Extract provided>
────────

The clinical and prognostic importance of this classification is profound: while a DCDA twin pregnancy (whether MZ or DZ) carries approximately twice the risk of a singleton, a MCDA pregnancy carries 3–4 times the risk due to twin-to-twin transfusion syndrome (TTTS), selective intrauterine growth restriction (sIUGR), and twin anaemia-polycythaemia sequence (TAPS). MCMA pregnancy carries the highest risk of all.
Timing of Twin Splitting and Chorionicity
SELF-CHECK
At a 10-week ultrasound scan, a twin pregnancy shows a triangular wedge of placental tissue projecting into the base of the inter-twin membrane, creating a 'lambda' or 'twin peak' sign. What chorionicity does this indicate, and what is its clinical significance?
A. Monochorionic-diamniotic (MCDA) — higher risk; T-sign confirms shared placenta
B. Dichorionic-diamniotic (DCDA) — lower risk; each twin has its own placenta, no shared vascular anastomoses
C. Monochorionic-monoamniotic (MCMA) — highest risk; absent inter-twin membrane confirms this
D. Dizygotic twinning — always associated with a lambda sign but carries variable risk
Reveal Answer
Answer: B. Dichorionic-diamniotic (DCDA) — lower risk; each twin has its own placenta, no shared vascular anastomoses
The lambda (twin peak) sign — a triangular projection of placental tissue into the base of the inter-twin membrane — indicates dichorionic-diamniotic (DCDA) twinning. In DCDA pregnancies each twin has its own chorion and separate placenta (or two lobes of a fused placenta), with no shared vascular anastomoses. This carries significantly lower risk of TTTS and other monochorionic-specific complications. The T-sign (membrane meets placenta perpendicularly without a wedge of placental tissue) indicates monochorionic twinning.

────────

Data for review>
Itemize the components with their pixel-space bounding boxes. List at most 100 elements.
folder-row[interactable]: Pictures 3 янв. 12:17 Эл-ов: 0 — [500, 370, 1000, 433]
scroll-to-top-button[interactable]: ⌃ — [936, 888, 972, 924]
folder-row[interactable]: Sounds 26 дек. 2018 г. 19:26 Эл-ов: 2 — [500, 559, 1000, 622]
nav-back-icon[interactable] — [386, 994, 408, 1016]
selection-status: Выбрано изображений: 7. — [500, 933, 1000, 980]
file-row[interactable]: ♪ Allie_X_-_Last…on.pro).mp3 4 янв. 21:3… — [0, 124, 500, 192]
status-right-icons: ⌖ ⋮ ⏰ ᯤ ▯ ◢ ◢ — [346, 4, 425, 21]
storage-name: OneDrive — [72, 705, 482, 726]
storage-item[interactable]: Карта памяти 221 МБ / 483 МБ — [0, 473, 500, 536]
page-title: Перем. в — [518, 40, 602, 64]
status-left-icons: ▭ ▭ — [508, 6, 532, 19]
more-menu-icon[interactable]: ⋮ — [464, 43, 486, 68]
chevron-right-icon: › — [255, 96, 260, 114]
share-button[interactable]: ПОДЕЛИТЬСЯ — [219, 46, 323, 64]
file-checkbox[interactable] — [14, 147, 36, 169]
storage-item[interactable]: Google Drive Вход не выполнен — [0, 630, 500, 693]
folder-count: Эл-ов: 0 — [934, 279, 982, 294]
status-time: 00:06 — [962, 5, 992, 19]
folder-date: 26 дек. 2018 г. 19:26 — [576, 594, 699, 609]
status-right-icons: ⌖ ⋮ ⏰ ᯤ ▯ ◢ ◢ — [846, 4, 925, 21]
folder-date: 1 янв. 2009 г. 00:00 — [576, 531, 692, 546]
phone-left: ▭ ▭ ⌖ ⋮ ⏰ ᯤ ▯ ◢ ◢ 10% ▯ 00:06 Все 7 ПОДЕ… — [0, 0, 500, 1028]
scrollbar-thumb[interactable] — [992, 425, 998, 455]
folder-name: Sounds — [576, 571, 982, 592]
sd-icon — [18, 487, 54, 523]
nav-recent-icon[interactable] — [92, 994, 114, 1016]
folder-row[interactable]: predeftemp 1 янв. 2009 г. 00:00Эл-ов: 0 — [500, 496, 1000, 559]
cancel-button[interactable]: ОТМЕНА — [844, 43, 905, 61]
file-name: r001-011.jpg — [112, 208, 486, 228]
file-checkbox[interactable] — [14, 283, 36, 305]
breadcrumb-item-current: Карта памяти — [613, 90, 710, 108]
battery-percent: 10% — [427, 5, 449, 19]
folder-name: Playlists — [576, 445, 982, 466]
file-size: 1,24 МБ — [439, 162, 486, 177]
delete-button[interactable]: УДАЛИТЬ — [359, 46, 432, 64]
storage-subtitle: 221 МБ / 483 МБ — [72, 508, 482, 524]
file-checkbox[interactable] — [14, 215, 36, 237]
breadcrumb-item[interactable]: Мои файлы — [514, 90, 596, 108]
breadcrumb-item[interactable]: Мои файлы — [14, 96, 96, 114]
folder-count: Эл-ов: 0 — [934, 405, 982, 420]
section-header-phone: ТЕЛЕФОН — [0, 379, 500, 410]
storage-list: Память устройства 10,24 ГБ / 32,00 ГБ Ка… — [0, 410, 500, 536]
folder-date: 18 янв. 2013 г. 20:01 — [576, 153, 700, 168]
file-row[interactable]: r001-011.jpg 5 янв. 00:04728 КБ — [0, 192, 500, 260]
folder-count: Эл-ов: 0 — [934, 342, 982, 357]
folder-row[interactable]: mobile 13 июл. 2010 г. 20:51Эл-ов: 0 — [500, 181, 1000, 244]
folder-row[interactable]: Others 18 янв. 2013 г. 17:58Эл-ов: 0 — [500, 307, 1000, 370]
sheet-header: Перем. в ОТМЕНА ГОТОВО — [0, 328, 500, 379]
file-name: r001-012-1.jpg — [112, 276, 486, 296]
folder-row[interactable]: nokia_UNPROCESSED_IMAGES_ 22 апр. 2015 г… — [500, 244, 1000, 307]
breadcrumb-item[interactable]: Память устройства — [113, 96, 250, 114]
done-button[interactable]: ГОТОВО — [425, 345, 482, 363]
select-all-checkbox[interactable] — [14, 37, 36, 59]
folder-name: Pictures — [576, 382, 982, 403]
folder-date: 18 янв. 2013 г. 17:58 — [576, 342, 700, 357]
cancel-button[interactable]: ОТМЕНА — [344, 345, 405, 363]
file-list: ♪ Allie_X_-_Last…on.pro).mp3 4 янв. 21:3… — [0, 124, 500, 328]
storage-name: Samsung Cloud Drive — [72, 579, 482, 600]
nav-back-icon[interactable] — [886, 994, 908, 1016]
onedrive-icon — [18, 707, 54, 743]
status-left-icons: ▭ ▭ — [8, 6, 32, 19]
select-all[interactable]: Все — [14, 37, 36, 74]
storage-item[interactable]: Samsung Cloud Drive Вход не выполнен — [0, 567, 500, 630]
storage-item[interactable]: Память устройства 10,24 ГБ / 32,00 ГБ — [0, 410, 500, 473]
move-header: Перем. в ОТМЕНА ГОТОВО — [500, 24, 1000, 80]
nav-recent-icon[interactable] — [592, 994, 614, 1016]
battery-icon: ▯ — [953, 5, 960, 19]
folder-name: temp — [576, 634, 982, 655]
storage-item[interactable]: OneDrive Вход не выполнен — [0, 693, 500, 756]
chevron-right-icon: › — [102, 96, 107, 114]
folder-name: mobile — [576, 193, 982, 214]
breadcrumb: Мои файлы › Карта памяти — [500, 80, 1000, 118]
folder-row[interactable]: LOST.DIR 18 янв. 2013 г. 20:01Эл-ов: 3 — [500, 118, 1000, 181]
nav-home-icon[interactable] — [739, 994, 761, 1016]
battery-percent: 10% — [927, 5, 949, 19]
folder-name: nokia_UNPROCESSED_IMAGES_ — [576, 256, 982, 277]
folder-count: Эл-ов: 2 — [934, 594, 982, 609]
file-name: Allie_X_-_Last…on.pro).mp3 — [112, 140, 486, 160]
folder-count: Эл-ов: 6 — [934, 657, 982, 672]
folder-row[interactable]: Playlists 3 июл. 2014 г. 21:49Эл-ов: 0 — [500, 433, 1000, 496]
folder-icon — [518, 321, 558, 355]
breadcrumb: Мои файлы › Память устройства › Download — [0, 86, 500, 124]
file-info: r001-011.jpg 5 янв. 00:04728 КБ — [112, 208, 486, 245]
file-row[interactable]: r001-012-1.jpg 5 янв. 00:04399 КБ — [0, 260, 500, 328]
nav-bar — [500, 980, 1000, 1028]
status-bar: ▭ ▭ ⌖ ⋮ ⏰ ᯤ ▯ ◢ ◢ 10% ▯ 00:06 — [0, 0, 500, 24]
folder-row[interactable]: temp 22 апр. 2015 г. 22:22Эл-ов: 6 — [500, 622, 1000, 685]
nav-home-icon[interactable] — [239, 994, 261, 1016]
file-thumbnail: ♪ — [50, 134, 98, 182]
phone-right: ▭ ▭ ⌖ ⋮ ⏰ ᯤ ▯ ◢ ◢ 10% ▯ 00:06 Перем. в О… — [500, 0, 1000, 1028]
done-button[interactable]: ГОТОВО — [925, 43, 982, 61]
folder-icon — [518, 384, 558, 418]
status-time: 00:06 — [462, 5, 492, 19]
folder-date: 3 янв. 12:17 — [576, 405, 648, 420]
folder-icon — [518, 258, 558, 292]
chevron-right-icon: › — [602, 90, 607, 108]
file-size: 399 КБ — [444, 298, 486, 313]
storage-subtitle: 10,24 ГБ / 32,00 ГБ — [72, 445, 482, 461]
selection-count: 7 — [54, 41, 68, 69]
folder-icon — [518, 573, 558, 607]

────────

Problem>
Continue the passage on twin chorionicity, starting after its last sentence.

Answer section>
Diagnosis and Investigations in Multiple Pregnancy
Once multiple pregnancy is suspected on clinical grounds, ultrasonography is the cornerstone of both diagnosis and risk stratification. The timing of the first USS is critical: first-trimester USS (ideally 11–14 weeks) is the optimal window for determining chorionicity with high accuracy (>95%). After 14 weeks, the inter-twin membrane thickens and chorionicity determination becomes progressively less reliable — a diagnostic failure that has significant management implications.
Ultrasound determination of chorionicity — the two signs:
Lambda (twin peak) sign — DCDA:
A triangular wedge of placental tissue projects into the base of the inter-twin membrane, creating a 'peak' visible at the placental surface. This occurs because chorionic villi from both placentas grow into the inter-twin membrane in a DCDA pregnancy. The sign is well-defined in the first trimester and indicates dichorionic placentation.
T-sign — MCDA:
In monochorionic twins, only amniotic tissue forms the inter-twin membrane (no chorionic component), so the membrane meets the placental surface perpendicularly without a placental wedge — forming a 'T' shape at the base. This sign indicates monochorionic placentation and mandates intensive surveillance for TTTS.
MCMA: No inter-twin membrane is identifiable — the two fetuses share a single amniotic sac. Free-floating umbilical cords with no membrane between the twins on USS. Colour Doppler may identify cord entanglement.
Booking investigations for multiple pregnancy:
- All routine antenatal tests (blood group, Rh, haemoglobin, HIV, VDRL, hepatitis B, rubella immunity, urine C&S) — same as singleton.
- GDM screening early (DIPSI or IADPSG): higher risk of gestational diabetes in multiple pregnancy; screen at booking AND 24–28 weeks.
- Detailed fetal anomaly scan at 18–20 weeks: congenital anomalies are more common in MZ twins.
- First-trimester screening (combined test: nuchal translucency + serum PAPP-A/free βhCG): applicable to twin pregnancies; interpretation differs from singletons (serum levels adjusted). Cell-free DNA testing (NIPT) is available.